Supplied information:
##############################
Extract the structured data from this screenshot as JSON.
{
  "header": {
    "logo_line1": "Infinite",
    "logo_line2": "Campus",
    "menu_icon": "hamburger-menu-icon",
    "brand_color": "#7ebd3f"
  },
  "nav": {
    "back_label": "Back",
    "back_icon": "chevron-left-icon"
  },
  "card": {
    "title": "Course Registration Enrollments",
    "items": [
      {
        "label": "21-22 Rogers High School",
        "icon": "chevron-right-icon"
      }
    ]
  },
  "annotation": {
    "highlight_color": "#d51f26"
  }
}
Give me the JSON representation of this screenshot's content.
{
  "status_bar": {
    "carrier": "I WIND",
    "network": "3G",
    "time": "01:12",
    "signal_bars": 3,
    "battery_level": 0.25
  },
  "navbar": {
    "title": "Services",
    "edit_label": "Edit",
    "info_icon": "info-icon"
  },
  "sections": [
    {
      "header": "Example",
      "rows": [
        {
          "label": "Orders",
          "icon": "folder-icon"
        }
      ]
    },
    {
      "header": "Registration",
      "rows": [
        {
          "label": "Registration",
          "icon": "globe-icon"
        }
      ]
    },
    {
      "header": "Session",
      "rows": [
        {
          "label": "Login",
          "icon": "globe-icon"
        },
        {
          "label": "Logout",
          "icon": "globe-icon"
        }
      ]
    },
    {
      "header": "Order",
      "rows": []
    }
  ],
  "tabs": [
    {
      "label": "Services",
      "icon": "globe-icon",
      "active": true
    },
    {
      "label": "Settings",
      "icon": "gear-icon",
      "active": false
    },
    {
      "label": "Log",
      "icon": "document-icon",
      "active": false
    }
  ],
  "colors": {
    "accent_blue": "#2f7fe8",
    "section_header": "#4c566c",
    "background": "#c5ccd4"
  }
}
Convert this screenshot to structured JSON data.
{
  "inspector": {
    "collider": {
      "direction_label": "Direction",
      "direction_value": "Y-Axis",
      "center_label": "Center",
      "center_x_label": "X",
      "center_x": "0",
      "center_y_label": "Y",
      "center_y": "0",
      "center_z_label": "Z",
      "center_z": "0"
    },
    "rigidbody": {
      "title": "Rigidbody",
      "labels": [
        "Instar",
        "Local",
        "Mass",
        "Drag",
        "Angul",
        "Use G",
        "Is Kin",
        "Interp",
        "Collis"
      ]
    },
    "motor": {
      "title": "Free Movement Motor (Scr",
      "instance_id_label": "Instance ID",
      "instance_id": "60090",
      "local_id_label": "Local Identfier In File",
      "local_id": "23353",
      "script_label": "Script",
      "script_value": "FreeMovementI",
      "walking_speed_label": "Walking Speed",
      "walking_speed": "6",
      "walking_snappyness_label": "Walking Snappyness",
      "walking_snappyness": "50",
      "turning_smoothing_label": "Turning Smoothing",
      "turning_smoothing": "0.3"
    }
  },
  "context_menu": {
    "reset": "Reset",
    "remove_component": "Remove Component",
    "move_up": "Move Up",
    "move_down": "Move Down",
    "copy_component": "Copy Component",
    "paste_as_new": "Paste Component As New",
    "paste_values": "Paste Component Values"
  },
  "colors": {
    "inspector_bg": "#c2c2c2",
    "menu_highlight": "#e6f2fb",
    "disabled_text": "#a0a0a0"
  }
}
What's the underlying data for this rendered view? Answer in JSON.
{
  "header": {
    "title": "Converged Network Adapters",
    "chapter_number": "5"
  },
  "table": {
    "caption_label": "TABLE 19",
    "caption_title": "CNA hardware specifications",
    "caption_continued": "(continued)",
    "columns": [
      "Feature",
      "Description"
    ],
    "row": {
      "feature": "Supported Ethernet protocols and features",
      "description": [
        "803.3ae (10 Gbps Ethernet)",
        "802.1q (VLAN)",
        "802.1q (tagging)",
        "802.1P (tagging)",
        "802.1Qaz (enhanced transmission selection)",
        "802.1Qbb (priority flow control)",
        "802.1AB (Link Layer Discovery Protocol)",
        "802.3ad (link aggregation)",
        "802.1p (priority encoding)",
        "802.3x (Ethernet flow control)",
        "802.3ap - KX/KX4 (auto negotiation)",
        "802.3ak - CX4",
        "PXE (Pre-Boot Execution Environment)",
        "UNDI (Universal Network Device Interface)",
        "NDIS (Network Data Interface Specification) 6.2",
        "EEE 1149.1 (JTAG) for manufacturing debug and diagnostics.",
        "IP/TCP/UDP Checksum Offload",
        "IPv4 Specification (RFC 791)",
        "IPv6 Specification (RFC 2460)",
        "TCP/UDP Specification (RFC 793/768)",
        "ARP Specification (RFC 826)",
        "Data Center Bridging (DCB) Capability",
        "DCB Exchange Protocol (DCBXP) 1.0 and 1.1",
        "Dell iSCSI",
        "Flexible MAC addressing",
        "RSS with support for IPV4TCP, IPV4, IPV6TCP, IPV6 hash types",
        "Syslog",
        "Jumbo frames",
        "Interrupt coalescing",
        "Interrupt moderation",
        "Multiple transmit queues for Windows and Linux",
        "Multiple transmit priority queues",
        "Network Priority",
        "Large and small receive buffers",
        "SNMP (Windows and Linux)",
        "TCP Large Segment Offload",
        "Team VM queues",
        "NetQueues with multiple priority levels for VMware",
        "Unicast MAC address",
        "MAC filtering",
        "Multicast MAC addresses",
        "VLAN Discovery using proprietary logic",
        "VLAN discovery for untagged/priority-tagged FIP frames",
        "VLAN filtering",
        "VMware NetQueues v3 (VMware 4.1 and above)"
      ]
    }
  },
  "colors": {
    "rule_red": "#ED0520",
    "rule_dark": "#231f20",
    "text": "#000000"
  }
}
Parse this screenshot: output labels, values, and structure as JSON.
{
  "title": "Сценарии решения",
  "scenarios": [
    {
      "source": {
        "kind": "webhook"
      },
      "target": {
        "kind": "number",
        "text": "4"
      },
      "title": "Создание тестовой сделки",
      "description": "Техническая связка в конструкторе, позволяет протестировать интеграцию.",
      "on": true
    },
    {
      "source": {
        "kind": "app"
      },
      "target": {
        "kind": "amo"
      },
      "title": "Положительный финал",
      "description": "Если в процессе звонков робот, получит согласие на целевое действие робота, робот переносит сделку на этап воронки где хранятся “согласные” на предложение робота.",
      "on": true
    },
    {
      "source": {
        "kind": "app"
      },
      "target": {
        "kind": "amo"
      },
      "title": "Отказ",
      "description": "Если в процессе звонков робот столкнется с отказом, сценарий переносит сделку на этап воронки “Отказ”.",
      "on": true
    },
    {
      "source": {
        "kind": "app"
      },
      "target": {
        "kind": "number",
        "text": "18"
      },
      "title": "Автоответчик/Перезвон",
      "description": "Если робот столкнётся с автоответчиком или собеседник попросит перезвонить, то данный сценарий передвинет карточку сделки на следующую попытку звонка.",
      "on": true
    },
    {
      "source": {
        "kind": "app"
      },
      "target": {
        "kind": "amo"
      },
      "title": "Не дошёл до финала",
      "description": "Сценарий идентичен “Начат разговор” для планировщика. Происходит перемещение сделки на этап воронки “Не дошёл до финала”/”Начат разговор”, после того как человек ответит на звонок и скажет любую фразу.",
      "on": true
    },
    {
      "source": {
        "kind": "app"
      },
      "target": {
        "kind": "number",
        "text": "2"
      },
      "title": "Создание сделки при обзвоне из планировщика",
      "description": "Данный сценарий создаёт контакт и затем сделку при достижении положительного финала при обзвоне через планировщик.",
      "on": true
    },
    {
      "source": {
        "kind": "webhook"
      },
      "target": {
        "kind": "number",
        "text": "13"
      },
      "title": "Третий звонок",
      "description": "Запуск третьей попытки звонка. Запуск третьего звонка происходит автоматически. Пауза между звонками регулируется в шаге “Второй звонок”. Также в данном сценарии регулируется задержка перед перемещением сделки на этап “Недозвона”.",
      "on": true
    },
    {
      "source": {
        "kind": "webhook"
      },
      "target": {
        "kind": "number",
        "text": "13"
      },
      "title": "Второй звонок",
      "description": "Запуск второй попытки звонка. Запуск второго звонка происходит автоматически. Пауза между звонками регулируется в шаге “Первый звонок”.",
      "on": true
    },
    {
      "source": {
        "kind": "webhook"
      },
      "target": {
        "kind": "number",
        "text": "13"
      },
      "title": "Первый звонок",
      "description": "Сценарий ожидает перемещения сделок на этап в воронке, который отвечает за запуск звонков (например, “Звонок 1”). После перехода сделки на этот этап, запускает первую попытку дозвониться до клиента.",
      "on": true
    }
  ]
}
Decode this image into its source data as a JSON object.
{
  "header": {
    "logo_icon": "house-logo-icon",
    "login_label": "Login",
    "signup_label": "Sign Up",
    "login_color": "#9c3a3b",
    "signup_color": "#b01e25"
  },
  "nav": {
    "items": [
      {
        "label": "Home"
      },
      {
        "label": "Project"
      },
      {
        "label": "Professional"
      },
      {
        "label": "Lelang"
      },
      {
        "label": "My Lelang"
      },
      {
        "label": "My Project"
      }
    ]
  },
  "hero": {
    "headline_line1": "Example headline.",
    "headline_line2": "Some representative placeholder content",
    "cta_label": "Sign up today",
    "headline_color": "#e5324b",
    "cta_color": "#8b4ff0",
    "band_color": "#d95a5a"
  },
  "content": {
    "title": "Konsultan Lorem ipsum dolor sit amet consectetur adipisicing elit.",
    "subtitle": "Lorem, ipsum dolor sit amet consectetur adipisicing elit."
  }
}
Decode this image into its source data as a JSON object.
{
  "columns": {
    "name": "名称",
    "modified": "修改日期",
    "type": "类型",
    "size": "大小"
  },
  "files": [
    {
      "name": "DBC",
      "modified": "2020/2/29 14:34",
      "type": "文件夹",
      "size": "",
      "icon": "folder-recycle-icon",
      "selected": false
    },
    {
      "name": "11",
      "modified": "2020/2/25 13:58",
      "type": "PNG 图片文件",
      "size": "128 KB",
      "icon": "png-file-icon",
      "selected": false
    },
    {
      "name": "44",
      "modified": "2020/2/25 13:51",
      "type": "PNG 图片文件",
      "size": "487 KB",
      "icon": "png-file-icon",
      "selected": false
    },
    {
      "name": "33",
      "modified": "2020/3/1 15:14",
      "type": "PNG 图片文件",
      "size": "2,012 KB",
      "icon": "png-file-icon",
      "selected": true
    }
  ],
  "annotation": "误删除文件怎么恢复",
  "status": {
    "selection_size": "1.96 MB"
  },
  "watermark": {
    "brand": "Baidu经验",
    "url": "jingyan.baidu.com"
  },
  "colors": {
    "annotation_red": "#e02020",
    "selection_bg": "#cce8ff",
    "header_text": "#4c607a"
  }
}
##############################
What needs to be done: From the entries above, copy every line that holds the word "звонков".

Exercise response:
      "description": "Если в процессе звонков робот, получит согласие на целевое действие робота, робот переносит сделку на этап воронки где хранятся “согласные” на предложение робота.",
      "description": "Если в процессе звонков робот столкнется с отказом, сценарий переносит сделку на этап воронки “Отказ”.",
      "description": "Сценарий ожидает перемещения сделок на этап в воронке, который отвечает за запуск звонков (например, “Звонок 1”). После перехода сделки на этот этап, запускает первую попытку дозвониться до клиента.",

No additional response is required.